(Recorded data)
......

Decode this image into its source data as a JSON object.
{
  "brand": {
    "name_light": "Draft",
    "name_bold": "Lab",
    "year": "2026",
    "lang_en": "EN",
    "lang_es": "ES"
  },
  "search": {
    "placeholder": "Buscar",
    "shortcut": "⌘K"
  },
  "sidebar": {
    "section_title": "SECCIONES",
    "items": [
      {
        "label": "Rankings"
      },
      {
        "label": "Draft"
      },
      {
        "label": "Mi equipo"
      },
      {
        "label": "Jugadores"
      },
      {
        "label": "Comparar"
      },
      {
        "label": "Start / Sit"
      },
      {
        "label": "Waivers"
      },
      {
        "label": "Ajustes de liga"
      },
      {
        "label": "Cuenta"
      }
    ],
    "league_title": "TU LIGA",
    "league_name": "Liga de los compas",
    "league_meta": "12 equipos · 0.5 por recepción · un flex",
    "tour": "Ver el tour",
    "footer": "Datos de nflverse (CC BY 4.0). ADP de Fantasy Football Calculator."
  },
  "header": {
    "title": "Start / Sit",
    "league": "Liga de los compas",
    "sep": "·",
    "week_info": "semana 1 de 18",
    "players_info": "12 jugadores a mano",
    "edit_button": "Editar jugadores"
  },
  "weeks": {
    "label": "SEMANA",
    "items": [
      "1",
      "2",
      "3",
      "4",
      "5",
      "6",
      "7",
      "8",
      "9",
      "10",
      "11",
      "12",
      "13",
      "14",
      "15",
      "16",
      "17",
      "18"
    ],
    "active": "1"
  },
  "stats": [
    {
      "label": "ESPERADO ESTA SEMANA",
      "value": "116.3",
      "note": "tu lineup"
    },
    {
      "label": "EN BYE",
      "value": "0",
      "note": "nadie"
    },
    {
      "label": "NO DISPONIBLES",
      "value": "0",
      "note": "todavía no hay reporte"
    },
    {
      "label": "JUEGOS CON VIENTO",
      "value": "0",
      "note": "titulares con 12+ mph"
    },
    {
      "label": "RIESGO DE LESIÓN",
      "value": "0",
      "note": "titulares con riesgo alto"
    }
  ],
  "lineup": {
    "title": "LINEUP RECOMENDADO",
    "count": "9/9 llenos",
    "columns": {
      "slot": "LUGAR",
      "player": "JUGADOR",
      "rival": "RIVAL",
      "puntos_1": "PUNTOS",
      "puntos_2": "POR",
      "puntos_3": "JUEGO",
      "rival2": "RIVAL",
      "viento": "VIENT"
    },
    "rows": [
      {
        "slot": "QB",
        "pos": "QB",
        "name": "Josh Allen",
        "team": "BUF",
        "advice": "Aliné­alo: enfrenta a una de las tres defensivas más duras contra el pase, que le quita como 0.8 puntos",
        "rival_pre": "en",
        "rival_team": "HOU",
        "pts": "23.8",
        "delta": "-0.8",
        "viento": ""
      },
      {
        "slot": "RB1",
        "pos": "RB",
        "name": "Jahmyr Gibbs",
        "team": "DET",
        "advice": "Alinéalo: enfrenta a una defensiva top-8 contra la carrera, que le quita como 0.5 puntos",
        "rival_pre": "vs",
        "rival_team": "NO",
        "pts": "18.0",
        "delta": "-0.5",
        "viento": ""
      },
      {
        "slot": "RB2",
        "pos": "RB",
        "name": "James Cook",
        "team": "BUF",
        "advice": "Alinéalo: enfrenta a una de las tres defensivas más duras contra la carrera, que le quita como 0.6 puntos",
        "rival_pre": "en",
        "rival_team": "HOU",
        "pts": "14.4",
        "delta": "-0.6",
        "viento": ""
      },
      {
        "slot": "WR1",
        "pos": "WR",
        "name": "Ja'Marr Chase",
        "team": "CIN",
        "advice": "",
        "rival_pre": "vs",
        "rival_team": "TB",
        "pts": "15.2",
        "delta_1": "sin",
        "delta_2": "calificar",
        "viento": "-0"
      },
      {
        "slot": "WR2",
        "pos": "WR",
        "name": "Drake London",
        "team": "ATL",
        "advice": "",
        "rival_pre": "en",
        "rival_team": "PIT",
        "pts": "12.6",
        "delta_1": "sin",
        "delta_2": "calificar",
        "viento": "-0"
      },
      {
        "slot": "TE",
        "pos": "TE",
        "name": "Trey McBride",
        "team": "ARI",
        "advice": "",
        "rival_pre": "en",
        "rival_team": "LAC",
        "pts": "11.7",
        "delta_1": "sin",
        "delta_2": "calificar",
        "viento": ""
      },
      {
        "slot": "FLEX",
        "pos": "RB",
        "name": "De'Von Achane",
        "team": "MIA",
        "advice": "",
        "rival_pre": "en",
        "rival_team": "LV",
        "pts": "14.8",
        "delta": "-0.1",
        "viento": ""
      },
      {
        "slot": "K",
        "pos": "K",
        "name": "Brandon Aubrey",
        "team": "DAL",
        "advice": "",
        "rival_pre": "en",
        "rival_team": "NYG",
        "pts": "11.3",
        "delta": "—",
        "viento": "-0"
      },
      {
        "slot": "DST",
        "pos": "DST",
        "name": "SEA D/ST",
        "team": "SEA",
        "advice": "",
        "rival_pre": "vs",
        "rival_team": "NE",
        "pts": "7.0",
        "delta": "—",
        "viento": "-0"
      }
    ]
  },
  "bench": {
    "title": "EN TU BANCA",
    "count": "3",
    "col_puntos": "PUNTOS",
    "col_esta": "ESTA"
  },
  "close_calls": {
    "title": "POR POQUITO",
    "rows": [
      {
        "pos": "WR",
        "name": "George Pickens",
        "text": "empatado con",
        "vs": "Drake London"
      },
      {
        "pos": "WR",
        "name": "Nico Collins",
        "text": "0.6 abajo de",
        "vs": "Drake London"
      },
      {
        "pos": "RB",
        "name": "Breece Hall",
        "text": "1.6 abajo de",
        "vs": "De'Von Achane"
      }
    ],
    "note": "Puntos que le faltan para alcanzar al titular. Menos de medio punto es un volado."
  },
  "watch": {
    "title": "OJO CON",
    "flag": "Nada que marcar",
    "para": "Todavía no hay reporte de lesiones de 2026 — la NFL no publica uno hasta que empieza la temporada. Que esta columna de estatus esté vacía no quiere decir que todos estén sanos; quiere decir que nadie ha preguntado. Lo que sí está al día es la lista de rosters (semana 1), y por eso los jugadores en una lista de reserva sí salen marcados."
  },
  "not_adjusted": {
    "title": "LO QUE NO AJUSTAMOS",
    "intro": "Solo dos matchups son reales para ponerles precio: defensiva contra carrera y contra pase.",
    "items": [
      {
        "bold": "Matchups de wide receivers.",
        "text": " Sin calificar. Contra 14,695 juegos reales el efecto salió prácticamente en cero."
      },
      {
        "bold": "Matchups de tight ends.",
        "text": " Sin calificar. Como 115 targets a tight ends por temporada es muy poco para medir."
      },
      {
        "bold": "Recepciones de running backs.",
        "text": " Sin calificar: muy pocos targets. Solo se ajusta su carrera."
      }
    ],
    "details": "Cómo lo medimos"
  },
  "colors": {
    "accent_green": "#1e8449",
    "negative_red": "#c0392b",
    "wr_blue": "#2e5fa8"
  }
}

......

GOAL
Copy down the whole of the data above, matching it exactly.

FULL SOLUTION
Decode this image into its source data as a JSON object.
{
  "brand": {
    "name_light": "Draft",
    "name_bold": "Lab",
    "year": "2026",
    "lang_en": "EN",
    "lang_es": "ES"
  },
  "search": {
    "placeholder": "Buscar",
    "shortcut": "⌘K"
  },
  "sidebar": {
    "section_title": "SECCIONES",
    "items": [
      {
        "label": "Rankings"
      },
      {
        "label": "Draft"
      },
      {
        "label": "Mi equipo"
      },
      {
        "label": "Jugadores"
      },
      {
        "label": "Comparar"
      },
      {
        "label": "Start / Sit"
      },
      {
        "label": "Waivers"
      },
      {
        "label": "Ajustes de liga"
      },
      {
        "label": "Cuenta"
      }
    ],
    "league_title": "TU LIGA",
    "league_name": "Liga de los compas",
    "league_meta": "12 equipos · 0.5 por recepción · un flex",
    "tour": "Ver el tour",
    "footer": "Datos de nflverse (CC BY 4.0). ADP de Fantasy Football Calculator."
  },
  "header": {
    "title": "Start / Sit",
    "league": "Liga de los compas",
    "sep": "·",
    "week_info": "semana 1 de 18",
    "players_info": "12 jugadores a mano",
    "edit_button": "Editar jugadores"
  },
  "weeks": {
    "label": "SEMANA",
    "items": [
      "1",
      "2",
      "3",
      "4",
      "5",
      "6",
      "7",
      "8",
      "9",
      "10",
      "11",
      "12",
      "13",
      "14",
      "15",
      "16",
      "17",
      "18"
    ],
    "active": "1"
  },
  "stats": [
    {
      "label": "ESPERADO ESTA SEMANA",
      "value": "116.3",
      "note": "tu lineup"
    },
    {
      "label": "EN BYE",
      "value": "0",
      "note": "nadie"
    },
    {
      "label": "NO DISPONIBLES",
      "value": "0",
      "note": "todavía no hay reporte"
    },
    {
      "label": "JUEGOS CON VIENTO",
      "value": "0",
      "note": "titulares con 12+ mph"
    },
    {
      "label": "RIESGO DE LESIÓN",
      "value": "0",
      "note": "titulares con riesgo alto"
    }
  ],
  "lineup": {
    "title": "LINEUP RECOMENDADO",
    "count": "9/9 llenos",
    "columns": {
      "slot": "LUGAR",
      "player": "JUGADOR",
      "rival": "RIVAL",
      "puntos_1": "PUNTOS",
      "puntos_2": "POR",
      "puntos_3": "JUEGO",
      "rival2": "RIVAL",
      "viento": "VIENT"
    },
    "rows": [
      {
        "slot": "QB",
        "pos": "QB",
        "name": "Josh Allen",
        "team": "BUF",
        "advice": "Aliné­alo: enfrenta a una de las tres defensivas más duras contra el pase, que le quita como 0.8 puntos",
        "rival_pre": "en",
        "rival_team": "HOU",
        "pts": "23.8",
        "delta": "-0.8",
        "viento": ""
      },
      {
        "slot": "RB1",
        "pos": "RB",
        "name": "Jahmyr Gibbs",
        "team": "DET",
        "advice": "Alinéalo: enfrenta a una defensiva top-8 contra la carrera, que le quita como 0.5 puntos",
        "rival_pre": "vs",
        "rival_team": "NO",
        "pts": "18.0",
        "delta": "-0.5",
        "viento": ""
      },
      {
        "slot": "RB2",
        "pos": "RB",
        "name": "James Cook",
        "team": "BUF",
        "advice": "Alinéalo: enfrenta a una de las tres defensivas más duras contra la carrera, que le quita como 0.6 puntos",
        "rival_pre": "en",
        "rival_team": "HOU",
        "pts": "14.4",
        "delta": "-0.6",
        "viento": ""
      },
      {
        "slot": "WR1",
        "pos": "WR",
        "name": "Ja'Marr Chase",
        "team": "CIN",
        "advice": "",
        "rival_pre": "vs",
        "rival_team": "TB",
        "pts": "15.2",
        "delta_1": "sin",
        "delta_2": "calificar",
        "viento": "-0"
      },
      {
        "slot": "WR2",
        "pos": "WR",
        "name": "Drake London",
        "team": "ATL",
        "advice": "",
        "rival_pre": "en",
        "rival_team": "PIT",
        "pts": "12.6",
        "delta_1": "sin",
        "delta_2": "calificar",
        "viento": "-0"
      },
      {
        "slot": "TE",
        "pos": "TE",
        "name": "Trey McBride",
        "team": "ARI",
        "advice": "",
        "rival_pre": "en",
        "rival_team": "LAC",
        "pts": "11.7",
        "delta_1": "sin",
        "delta_2": "calificar",
        "viento": ""
      },
      {
        "slot": "FLEX",
        "pos": "RB",
        "name": "De'Von Achane",
        "team": "MIA",
        "advice": "",
        "rival_pre": "en",
        "rival_team": "LV",
        "pts": "14.8",
        "delta": "-0.1",
        "viento": ""
      },
      {
        "slot": "K",
        "pos": "K",
        "name": "Brandon Aubrey",
        "team": "DAL",
        "advice": "",
        "rival_pre": "en",
        "rival_team": "NYG",
        "pts": "11.3",
        "delta": "—",
        "viento": "-0"
      },
      {
        "slot": "DST",
        "pos": "DST",
        "name": "SEA D/ST",
        "team": "SEA",
        "advice": "",
        "rival_pre": "vs",
        "rival_team": "NE",
        "pts": "7.0",
        "delta": "—",
        "viento": "-0"
      }
    ]
  },
  "bench": {
    "title": "EN TU BANCA",
    "count": "3",
    "col_puntos": "PUNTOS",
    "col_esta": "ESTA"
  },
  "close_calls": {
    "title": "POR POQUITO",
    "rows": [
      {
        "pos": "WR",
        "name": "George Pickens",
        "text": "empatado con",
        "vs": "Drake London"
      },
      {
        "pos": "WR",
        "name": "Nico Collins",
        "text": "0.6 abajo de",
        "vs": "Drake London"
      },
      {
        "pos": "RB",
        "name": "Breece Hall",
        "text": "1.6 abajo de",
        "vs": "De'Von Achane"
      }
    ],
    "note": "Puntos que le faltan para alcanzar al titular. Menos de medio punto es un volado."
  },
  "watch": {
    "title": "OJO CON",
    "flag": "Nada que marcar",
    "para": "Todavía no hay reporte de lesiones de 2026 — la NFL no publica uno hasta que empieza la temporada. Que esta columna de estatus esté vacía no quiere decir que todos estén sanos; quiere decir que nadie ha preguntado. Lo que sí está al día es la lista de rosters (semana 1), y por eso los jugadores en una lista de reserva sí salen marcados."
  },
  "not_adjusted": {
    "title": "LO QUE NO AJUSTAMOS",
    "intro": "Solo dos matchups son reales para ponerles precio: defensiva contra carrera y contra pase.",
    "items": [
      {
        "bold": "Matchups de wide receivers.",
        "text": " Sin calificar. Contra 14,695 juegos reales el efecto salió prácticamente en cero."
      },
      {
        "bold": "Matchups de tight ends.",
        "text": " Sin calificar. Como 115 targets a tight ends por temporada es muy poco para medir."
      },
      {
        "bold": "Recepciones de running backs.",
        "text": " Sin calificar: muy pocos targets. Solo se ajusta su carrera."
      }
    ],
    "details": "Cómo lo medimos"
  },
  "colors": {
    "accent_green": "#1e8449",
    "negative_red": "#c0392b",
    "wr_blue": "#2e5fa8"
  }
}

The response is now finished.